- [Problem to work on]: Repeat what the lines below say, word for word, and skip every image.

[begin Raw records]

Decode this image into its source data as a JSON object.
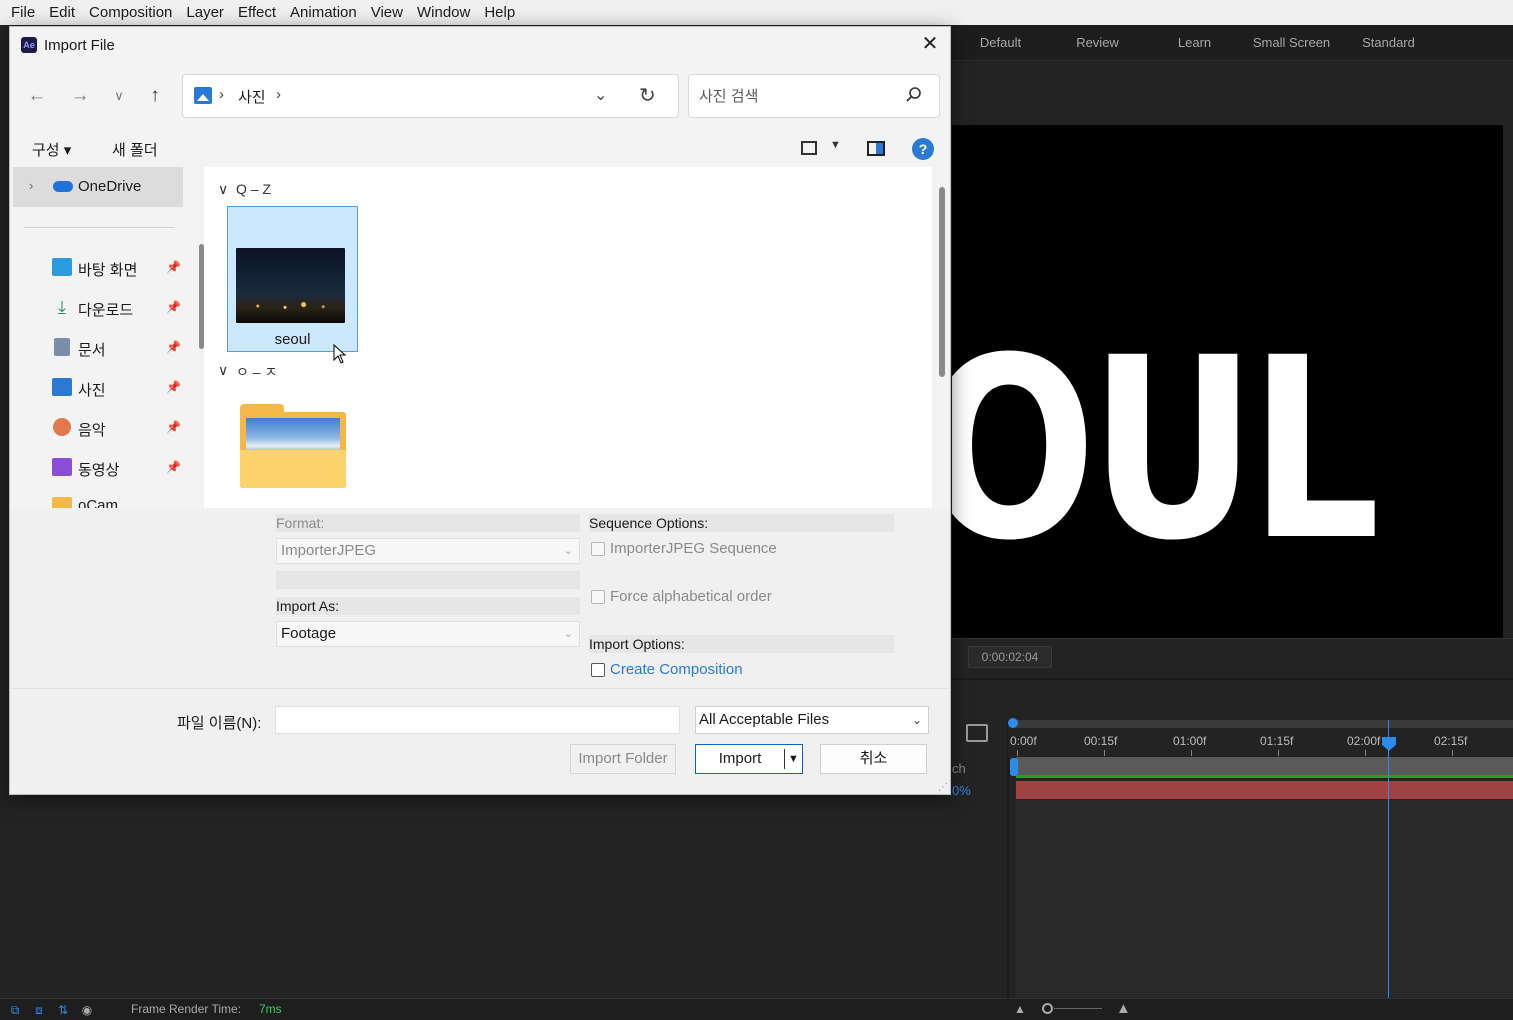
{
  "menubar": {
    "items": [
      "File",
      "Edit",
      "Composition",
      "Layer",
      "Effect",
      "Animation",
      "View",
      "Window",
      "Help"
    ]
  },
  "workspaces": [
    "Default",
    "Review",
    "Learn",
    "Small Screen",
    "Standard"
  ],
  "viewer": {
    "comp_text": "OUL",
    "timecode": "0:00:02:04"
  },
  "timeline": {
    "ruler_labels": [
      "0:00f",
      "00:15f",
      "01:00f",
      "01:15f",
      "02:00f",
      "02:15f"
    ],
    "partial_text": "ch",
    "partial_percent": "0%"
  },
  "statusbar": {
    "frame_render_label": "Frame Render Time:",
    "frame_render_value": "7ms"
  },
  "dialog": {
    "title": "Import File",
    "app_icon": "Ae",
    "address": {
      "path": "사진",
      "sep": "›"
    },
    "search": {
      "placeholder": "사진 검색"
    },
    "commands": {
      "organize": "구성 ▾",
      "new_folder": "새 폴더"
    },
    "nav": {
      "onedrive": "OneDrive",
      "items": [
        {
          "label": "바탕 화면",
          "icon": "desktop-icon",
          "color": "#2a9be0"
        },
        {
          "label": "다운로드",
          "icon": "download-icon",
          "color": "#1f8a70"
        },
        {
          "label": "문서",
          "icon": "document-icon",
          "color": "#7b8ea8"
        },
        {
          "label": "사진",
          "icon": "pictures-icon",
          "color": "#2a7ad5"
        },
        {
          "label": "음악",
          "icon": "music-icon",
          "color": "#e2784d"
        },
        {
          "label": "동영상",
          "icon": "video-icon",
          "color": "#8a4fd8"
        },
        {
          "label": "oCam",
          "icon": "folder-icon",
          "color": "#f2b84a"
        }
      ]
    },
    "groups": [
      {
        "header": "Q – Z"
      },
      {
        "header": "ㅇ – ㅈ"
      }
    ],
    "files": [
      {
        "name": "seoul"
      }
    ],
    "options": {
      "format_label": "Format:",
      "format_value": "ImporterJPEG",
      "import_as_label": "Import As:",
      "import_as_value": "Footage",
      "sequence_label": "Sequence Options:",
      "sequence_checkbox": "ImporterJPEG Sequence",
      "alpha_checkbox": "Force alphabetical order",
      "import_options_label": "Import Options:",
      "create_comp_checkbox": "Create Composition"
    },
    "footer": {
      "filename_label": "파일 이름(N):",
      "filename_value": "",
      "filter_value": "All Acceptable Files",
      "import_folder": "Import Folder",
      "import": "Import",
      "cancel": "취소"
    }
  }
}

[end Raw records]

- [Output below]:
Decode this image into its source data as a JSON object.
{
  "menubar": {
    "items": [
      "File",
      "Edit",
      "Composition",
      "Layer",
      "Effect",
      "Animation",
      "View",
      "Window",
      "Help"
    ]
  },
  "workspaces": [
    "Default",
    "Review",
    "Learn",
    "Small Screen",
    "Standard"
  ],
  "viewer": {
    "comp_text": "OUL",
    "timecode": "0:00:02:04"
  },
  "timeline": {
    "ruler_labels": [
      "0:00f",
      "00:15f",
      "01:00f",
      "01:15f",
      "02:00f",
      "02:15f"
    ],
    "partial_text": "ch",
    "partial_percent": "0%"
  },
  "statusbar": {
    "frame_render_label": "Frame Render Time:",
    "frame_render_value": "7ms"
  },
  "dialog": {
    "title": "Import File",
    "app_icon": "Ae",
    "address": {
      "path": "사진",
      "sep": "›"
    },
    "search": {
      "placeholder": "사진 검색"
    },
    "commands": {
      "organize": "구성 ▾",
      "new_folder": "새 폴더"
    },
    "nav": {
      "onedrive": "OneDrive",
      "items": [
        {
          "label": "바탕 화면",
          "icon": "desktop-icon",
          "color": "#2a9be0"
        },
        {
          "label": "다운로드",
          "icon": "download-icon",
          "color": "#1f8a70"
        },
        {
          "label": "문서",
          "icon": "document-icon",
          "color": "#7b8ea8"
        },
        {
          "label": "사진",
          "icon": "pictures-icon",
          "color": "#2a7ad5"
        },
        {
          "label": "음악",
          "icon": "music-icon",
          "color": "#e2784d"
        },
        {
          "label": "동영상",
          "icon": "video-icon",
          "color": "#8a4fd8"
        },
        {
          "label": "oCam",
          "icon": "folder-icon",
          "color": "#f2b84a"
        }
      ]
    },
    "groups": [
      {
        "header": "Q – Z"
      },
      {
        "header": "ㅇ – ㅈ"
      }
    ],
    "files": [
      {
        "name": "seoul"
      }
    ],
    "options": {
      "format_label": "Format:",
      "format_value": "ImporterJPEG",
      "import_as_label": "Import As:",
      "import_as_value": "Footage",
      "sequence_label": "Sequence Options:",
      "sequence_checkbox": "ImporterJPEG Sequence",
      "alpha_checkbox": "Force alphabetical order",
      "import_options_label": "Import Options:",
      "create_comp_checkbox": "Create Composition"
    },
    "footer": {
      "filename_label": "파일 이름(N):",
      "filename_value": "",
      "filter_value": "All Acceptable Files",
      "import_folder": "Import Folder",
      "import": "Import",
      "cancel": "취소"
    }
  }
}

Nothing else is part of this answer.